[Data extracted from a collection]
- - -
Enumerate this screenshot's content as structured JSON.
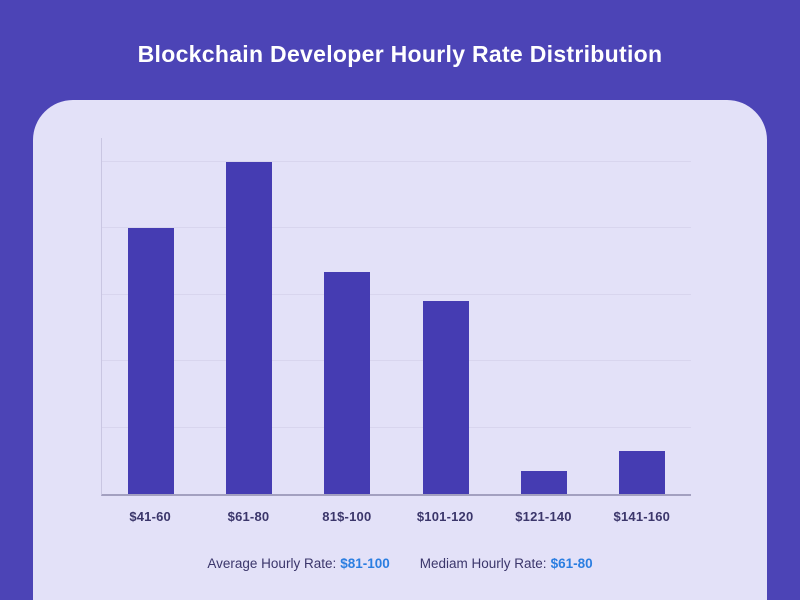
{
  "header": {
    "title": "Blockchain Developer Hourly Rate Distribution"
  },
  "chart_data": {
    "type": "bar",
    "title": "Blockchain Developer Hourly Rate Distribution",
    "categories": [
      "$41-60",
      "$61-80",
      "81$-100",
      "$101-120",
      "$121-140",
      "$141-160"
    ],
    "values": [
      40,
      50,
      33.5,
      29,
      3.5,
      6.5
    ],
    "xlabel": "",
    "ylabel": "",
    "ylim": [
      0,
      53.6
    ],
    "gridline_values": [
      10,
      20,
      30,
      40,
      50
    ],
    "y_tick_labels_visible": false,
    "grid": "horizontal-only",
    "legend": "none",
    "note": "No y-axis tick labels are rendered; values estimated from gridline spacing (1 gridline interval = 10)."
  },
  "caption": {
    "average_label": "Average Hourly Rate:",
    "average_value": "$81-100",
    "median_label": "Mediam Hourly Rate:",
    "median_value": "$61-80"
  },
  "colors": {
    "page_background": "#4C44B6",
    "panel_background": "#E3E1F8",
    "bar_fill": "#453CB2",
    "gridline": "#D8D5EE",
    "y_axis_line": "#C9C6E2",
    "x_axis_line": "#A3A0C0",
    "label_text": "#3B366B",
    "caption_value_blue": "#2B7EE1",
    "title_text": "#FFFFFF"
  }
}
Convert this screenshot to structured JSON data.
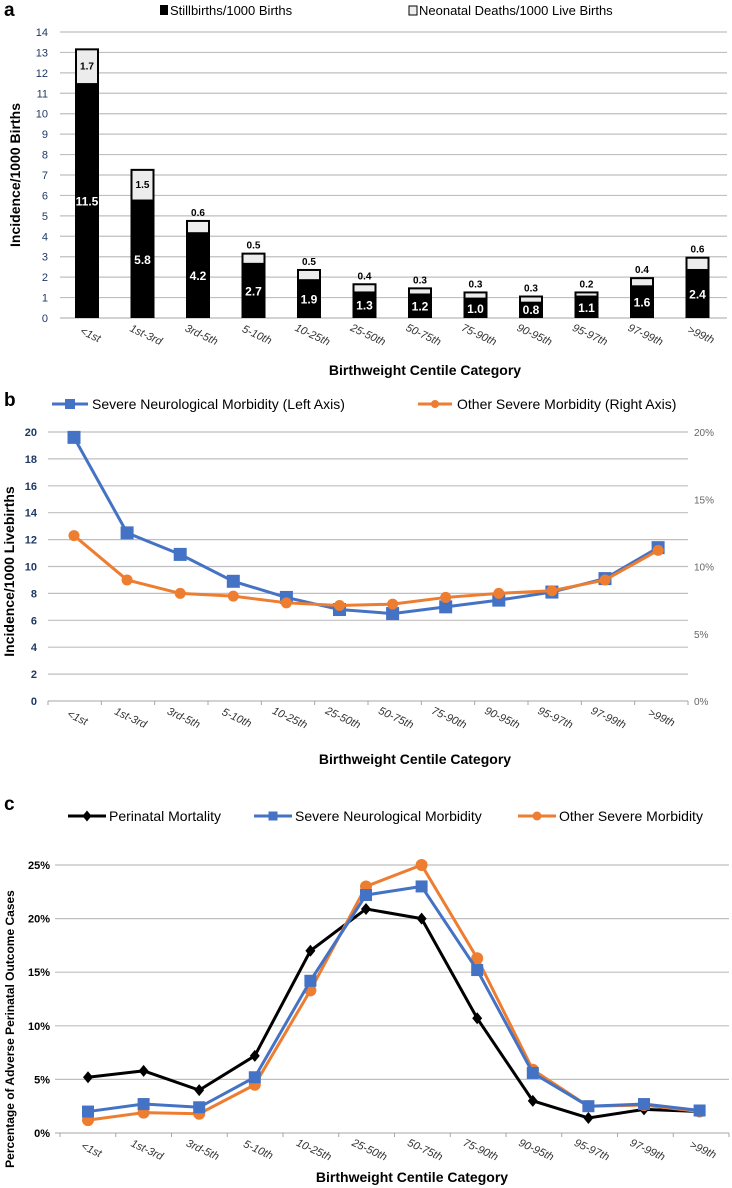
{
  "chart_data": [
    {
      "panel_label": "a",
      "type": "bar",
      "stacked": true,
      "categories": [
        "<1st",
        "1st-3rd",
        "3rd-5th",
        "5-10th",
        "10-25th",
        "25-50th",
        "50-75th",
        "75-90th",
        "90-95th",
        "95-97th",
        "97-99th",
        ">99th"
      ],
      "series": [
        {
          "name": "Stillbirths/1000 Births",
          "color": "#000000",
          "values": [
            11.5,
            5.8,
            4.2,
            2.7,
            1.9,
            1.3,
            1.2,
            1.0,
            0.8,
            1.1,
            1.6,
            2.4
          ]
        },
        {
          "name": "Neonatal Deaths/1000 Live Births",
          "color": "#e8e8e8",
          "values": [
            1.7,
            1.5,
            0.6,
            0.5,
            0.5,
            0.4,
            0.3,
            0.3,
            0.3,
            0.2,
            0.4,
            0.6
          ]
        }
      ],
      "xlabel": "Birthweight Centile Category",
      "ylabel": "Incidence/1000 Births",
      "ylim": [
        0,
        14
      ],
      "yticks": [
        0,
        1,
        2,
        3,
        4,
        5,
        6,
        7,
        8,
        9,
        10,
        11,
        12,
        13,
        14
      ],
      "grid": true,
      "legend": "top"
    },
    {
      "panel_label": "b",
      "type": "line",
      "categories": [
        "<1st",
        "1st-3rd",
        "3rd-5th",
        "5-10th",
        "10-25th",
        "25-50th",
        "50-75th",
        "75-90th",
        "90-95th",
        "95-97th",
        "97-99th",
        ">99th"
      ],
      "series": [
        {
          "name": "Severe Neurological Morbidity (Left Axis)",
          "axis": "left",
          "marker": "square",
          "color": "#4472c4",
          "values": [
            19.6,
            12.5,
            10.9,
            8.9,
            7.7,
            6.8,
            6.5,
            7.0,
            7.5,
            8.1,
            9.1,
            11.4
          ]
        },
        {
          "name": "Other Severe Morbidity (Right Axis)",
          "axis": "right",
          "marker": "circle",
          "color": "#ed7d31",
          "values": [
            12.3,
            9.0,
            8.0,
            7.8,
            7.3,
            7.1,
            7.2,
            7.7,
            8.0,
            8.2,
            9.0,
            11.2
          ]
        }
      ],
      "xlabel": "Birthweight Centile Category",
      "ylabel": "Incidence/1000 Livebirths",
      "ylim": [
        0,
        20
      ],
      "yticks": [
        "0",
        "2",
        "4",
        "6",
        "8",
        "10",
        "12",
        "14",
        "16",
        "18",
        "20"
      ],
      "y2lim": [
        0,
        20
      ],
      "y2ticks": [
        "0%",
        "5%",
        "10%",
        "15%",
        "20%"
      ],
      "grid": true,
      "legend": "top"
    },
    {
      "panel_label": "c",
      "type": "line",
      "categories": [
        "<1st",
        "1st-3rd",
        "3rd-5th",
        "5-10th",
        "10-25th",
        "25-50th",
        "50-75th",
        "75-90th",
        "90-95th",
        "95-97th",
        "97-99th",
        ">99th"
      ],
      "series": [
        {
          "name": "Perinatal Mortality",
          "marker": "diamond",
          "color": "#000000",
          "values": [
            5.2,
            5.8,
            4.0,
            7.2,
            17.0,
            20.9,
            20.0,
            10.7,
            3.0,
            1.4,
            2.2,
            2.0
          ]
        },
        {
          "name": "Severe Neurological Morbidity",
          "marker": "square",
          "color": "#4472c4",
          "values": [
            2.0,
            2.7,
            2.4,
            5.2,
            14.2,
            22.2,
            23.0,
            15.2,
            5.6,
            2.5,
            2.7,
            2.1
          ]
        },
        {
          "name": "Other Severe Morbidity",
          "marker": "circle",
          "color": "#ed7d31",
          "values": [
            1.2,
            1.9,
            1.8,
            4.5,
            13.3,
            23.0,
            25.0,
            16.3,
            5.9,
            2.5,
            2.6,
            2.0
          ]
        }
      ],
      "xlabel": "Birthweight Centile Category",
      "ylabel": "Percentage of Adverse Perinatal Outcome Cases",
      "ylim": [
        0,
        25
      ],
      "yticks": [
        "0%",
        "5%",
        "10%",
        "15%",
        "20%",
        "25%"
      ],
      "grid": true,
      "legend": "top"
    }
  ]
}
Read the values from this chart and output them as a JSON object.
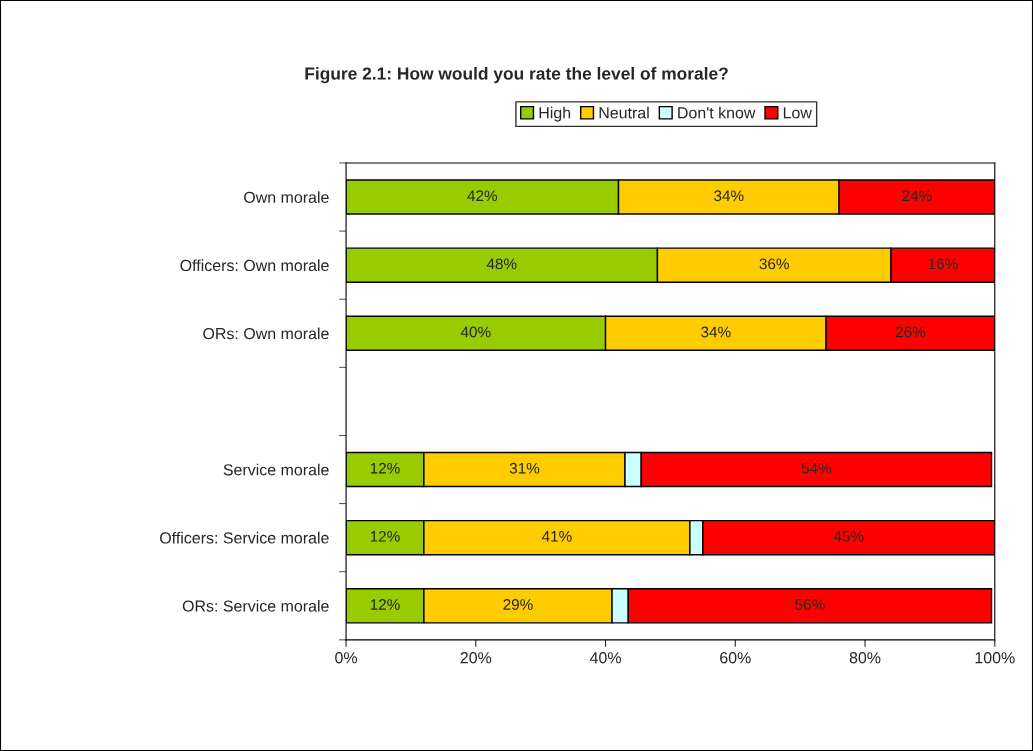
{
  "chart_data": {
    "type": "bar",
    "orientation": "horizontal",
    "stacked": true,
    "title": "Figure 2.1: How would you rate the level of morale?",
    "categories": [
      "Own morale",
      "Officers: Own morale",
      "ORs: Own morale",
      null,
      "Service morale",
      "Officers: Service morale",
      "ORs: Service morale"
    ],
    "series": [
      {
        "name": "High",
        "color": "#99cc00",
        "values": [
          42,
          48,
          40,
          null,
          12,
          12,
          12
        ],
        "value_labels": [
          "42%",
          "48%",
          "40%",
          null,
          "12%",
          "12%",
          "12%"
        ]
      },
      {
        "name": "Neutral",
        "color": "#ffcc00",
        "values": [
          34,
          36,
          34,
          null,
          31,
          41,
          29
        ],
        "value_labels": [
          "34%",
          "36%",
          "34%",
          null,
          "31%",
          "41%",
          "29%"
        ]
      },
      {
        "name": "Don't know",
        "color": "#ccffff",
        "values": [
          null,
          null,
          null,
          null,
          2.5,
          2,
          2.5
        ],
        "value_labels": [
          null,
          null,
          null,
          null,
          null,
          null,
          null
        ]
      },
      {
        "name": "Low",
        "color": "#ff0000",
        "values": [
          24,
          16,
          26,
          null,
          54,
          45,
          56
        ],
        "value_labels": [
          "24%",
          "16%",
          "26%",
          null,
          "54%",
          "45%",
          "56%"
        ]
      }
    ],
    "xlim": [
      0,
      100
    ],
    "xticks": [
      {
        "value": 0,
        "label": "0%"
      },
      {
        "value": 20,
        "label": "20%"
      },
      {
        "value": 40,
        "label": "40%"
      },
      {
        "value": 60,
        "label": "60%"
      },
      {
        "value": 80,
        "label": "80%"
      },
      {
        "value": 100,
        "label": "100%"
      }
    ],
    "legend": "top",
    "grid": false
  }
}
- - -
### Problem details:
Your answer should be only a number: how many lines of the data above contain the string "Officers"?

### Final answer:
2